Stored dataset items:
================================
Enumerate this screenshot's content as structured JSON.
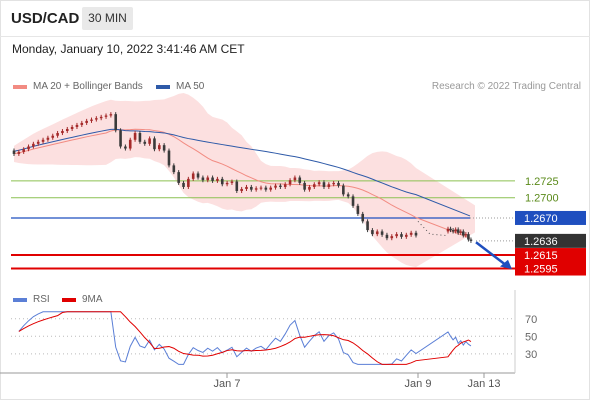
{
  "header": {
    "symbol": "USD/CAD",
    "timeframe": "30 MIN"
  },
  "timestamp": "Monday, January 10, 2022 3:41:46 AM CET",
  "credit": "Research © 2022 Trading Central",
  "legend": {
    "price": [
      {
        "label": "MA 20 + Bollinger Bands",
        "color": "#f28b82"
      },
      {
        "label": "MA 50",
        "color": "#2e5aa8"
      }
    ],
    "indicator": [
      {
        "label": "RSI",
        "color": "#5b7fd6"
      },
      {
        "label": "9MA",
        "color": "#e00000"
      }
    ]
  },
  "colors": {
    "up": "#a52a2a",
    "down": "#3a3a3a",
    "support": "#e00000",
    "resistance": "#8cc152",
    "pivot": "#1f4fbf",
    "current": "#333333"
  },
  "chart_data": {
    "type": "candlestick",
    "y_range": [
      1.2575,
      1.2845
    ],
    "x_ticks": [
      "Jan 7",
      "Jan 9",
      "Jan 13"
    ],
    "levels": [
      {
        "value": 1.2725,
        "label": "1.2725",
        "kind": "resistance"
      },
      {
        "value": 1.27,
        "label": "1.2700",
        "kind": "resistance"
      },
      {
        "value": 1.267,
        "label": "1.2670",
        "kind": "pivot"
      },
      {
        "value": 1.2636,
        "label": "1.2636",
        "kind": "current"
      },
      {
        "value": 1.2615,
        "label": "1.2615",
        "kind": "support"
      },
      {
        "value": 1.2595,
        "label": "1.2595",
        "kind": "support"
      }
    ],
    "candles": [
      [
        1.277,
        1.2765
      ],
      [
        1.2765,
        1.2768
      ],
      [
        1.2768,
        1.2772
      ],
      [
        1.2772,
        1.2776
      ],
      [
        1.2776,
        1.278
      ],
      [
        1.278,
        1.2783
      ],
      [
        1.2783,
        1.2786
      ],
      [
        1.2786,
        1.2789
      ],
      [
        1.2789,
        1.2792
      ],
      [
        1.2792,
        1.2796
      ],
      [
        1.2796,
        1.2799
      ],
      [
        1.2799,
        1.2802
      ],
      [
        1.2802,
        1.2805
      ],
      [
        1.2805,
        1.2808
      ],
      [
        1.2808,
        1.2811
      ],
      [
        1.2811,
        1.2814
      ],
      [
        1.2814,
        1.2816
      ],
      [
        1.2816,
        1.2818
      ],
      [
        1.2818,
        1.282
      ],
      [
        1.282,
        1.2822
      ],
      [
        1.2822,
        1.2824
      ],
      [
        1.2824,
        1.28
      ],
      [
        1.28,
        1.2776
      ],
      [
        1.2776,
        1.2773
      ],
      [
        1.2773,
        1.2786
      ],
      [
        1.2786,
        1.2796
      ],
      [
        1.2796,
        1.2783
      ],
      [
        1.2783,
        1.278
      ],
      [
        1.278,
        1.2788
      ],
      [
        1.2788,
        1.2772
      ],
      [
        1.2772,
        1.2778
      ],
      [
        1.2778,
        1.277
      ],
      [
        1.277,
        1.2748
      ],
      [
        1.2748,
        1.2738
      ],
      [
        1.2738,
        1.2722
      ],
      [
        1.2722,
        1.2716
      ],
      [
        1.2716,
        1.2728
      ],
      [
        1.2728,
        1.2736
      ],
      [
        1.2736,
        1.273
      ],
      [
        1.273,
        1.2726
      ],
      [
        1.2726,
        1.273
      ],
      [
        1.273,
        1.2725
      ],
      [
        1.2725,
        1.2728
      ],
      [
        1.2728,
        1.272
      ],
      [
        1.272,
        1.2722
      ],
      [
        1.2722,
        1.2724
      ],
      [
        1.2724,
        1.271
      ],
      [
        1.271,
        1.2713
      ],
      [
        1.2713,
        1.2716
      ],
      [
        1.2716,
        1.2712
      ],
      [
        1.2712,
        1.2714
      ],
      [
        1.2714,
        1.2715
      ],
      [
        1.2715,
        1.2712
      ],
      [
        1.2712,
        1.2715
      ],
      [
        1.2715,
        1.2718
      ],
      [
        1.2718,
        1.2716
      ],
      [
        1.2716,
        1.272
      ],
      [
        1.272,
        1.2726
      ],
      [
        1.2726,
        1.273
      ],
      [
        1.273,
        1.2722
      ],
      [
        1.2722,
        1.2712
      ],
      [
        1.2712,
        1.2716
      ],
      [
        1.2716,
        1.272
      ],
      [
        1.272,
        1.2723
      ],
      [
        1.2723,
        1.2716
      ],
      [
        1.2716,
        1.272
      ],
      [
        1.272,
        1.2722
      ],
      [
        1.2722,
        1.2718
      ],
      [
        1.2718,
        1.2705
      ],
      [
        1.2705,
        1.2702
      ],
      [
        1.2702,
        1.2688
      ],
      [
        1.2688,
        1.2676
      ],
      [
        1.2676,
        1.2665
      ],
      [
        1.2665,
        1.2652
      ],
      [
        1.2652,
        1.2646
      ],
      [
        1.2646,
        1.265
      ],
      [
        1.265,
        1.2645
      ],
      [
        1.2645,
        1.264
      ],
      [
        1.264,
        1.2643
      ],
      [
        1.2643,
        1.2646
      ],
      [
        1.2646,
        1.2642
      ],
      [
        1.2642,
        1.2645
      ],
      [
        1.2645,
        1.2648
      ],
      [
        1.2648,
        1.2644
      ]
    ],
    "candles_tail": [
      [
        1.265,
        1.2654
      ],
      [
        1.2654,
        1.2652
      ],
      [
        1.2652,
        1.265
      ],
      [
        1.265,
        1.2653
      ],
      [
        1.2653,
        1.2648
      ],
      [
        1.2648,
        1.265
      ],
      [
        1.265,
        1.2644
      ],
      [
        1.2644,
        1.2646
      ],
      [
        1.2646,
        1.2638
      ],
      [
        1.2638,
        1.2636
      ]
    ],
    "rsi": {
      "levels": [
        70,
        50,
        30
      ],
      "y_range": [
        15,
        80
      ]
    }
  }
}
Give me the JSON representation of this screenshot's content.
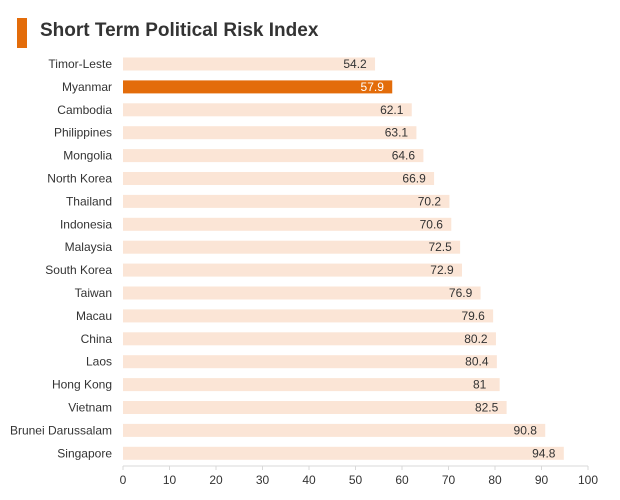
{
  "chart_data": {
    "type": "bar",
    "orientation": "horizontal",
    "title": "Short Term Political Risk Index",
    "categories": [
      "Timor-Leste",
      "Myanmar",
      "Cambodia",
      "Philippines",
      "Mongolia",
      "North Korea",
      "Thailand",
      "Indonesia",
      "Malaysia",
      "South Korea",
      "Taiwan",
      "Macau",
      "China",
      "Laos",
      "Hong Kong",
      "Vietnam",
      "Brunei Darussalam",
      "Singapore"
    ],
    "values": [
      54.2,
      57.9,
      62.1,
      63.1,
      64.6,
      66.9,
      70.2,
      70.6,
      72.5,
      72.9,
      76.9,
      79.6,
      80.2,
      80.4,
      81,
      82.5,
      90.8,
      94.8
    ],
    "value_labels": [
      "54.2",
      "57.9",
      "62.1",
      "63.1",
      "64.6",
      "66.9",
      "70.2",
      "70.6",
      "72.5",
      "72.9",
      "76.9",
      "79.6",
      "80.2",
      "80.4",
      "81",
      "82.5",
      "90.8",
      "94.8"
    ],
    "highlight_category": "Myanmar",
    "xlim": [
      0,
      100
    ],
    "xticks": [
      0,
      10,
      20,
      30,
      40,
      50,
      60,
      70,
      80,
      90,
      100
    ],
    "grid": false,
    "legend": "none",
    "colors": {
      "accent": "#e36c0a",
      "bar": "#fbe5d6",
      "highlight_bar": "#e36c0a",
      "axis": "#d9d9d9"
    }
  }
}
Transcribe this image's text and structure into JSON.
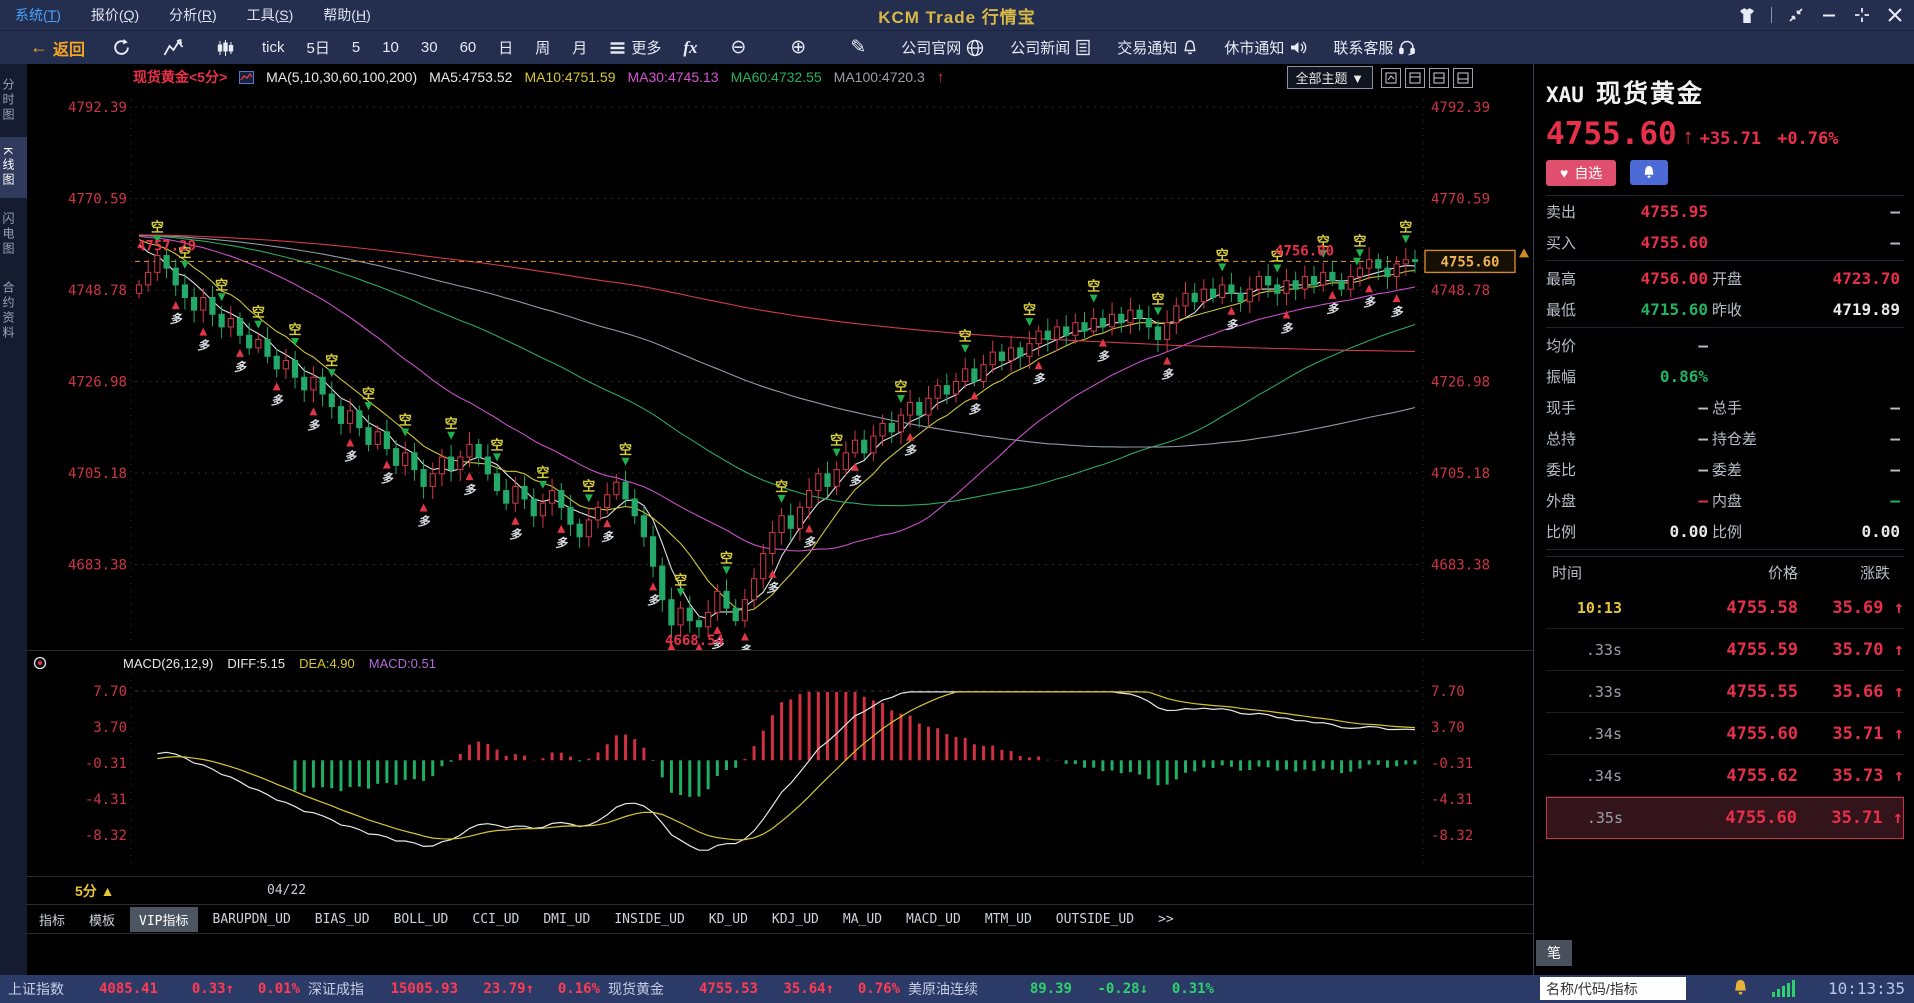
================================
What you have to do - Report only how many lines of the listing hold the word "content".

Problem solution - 2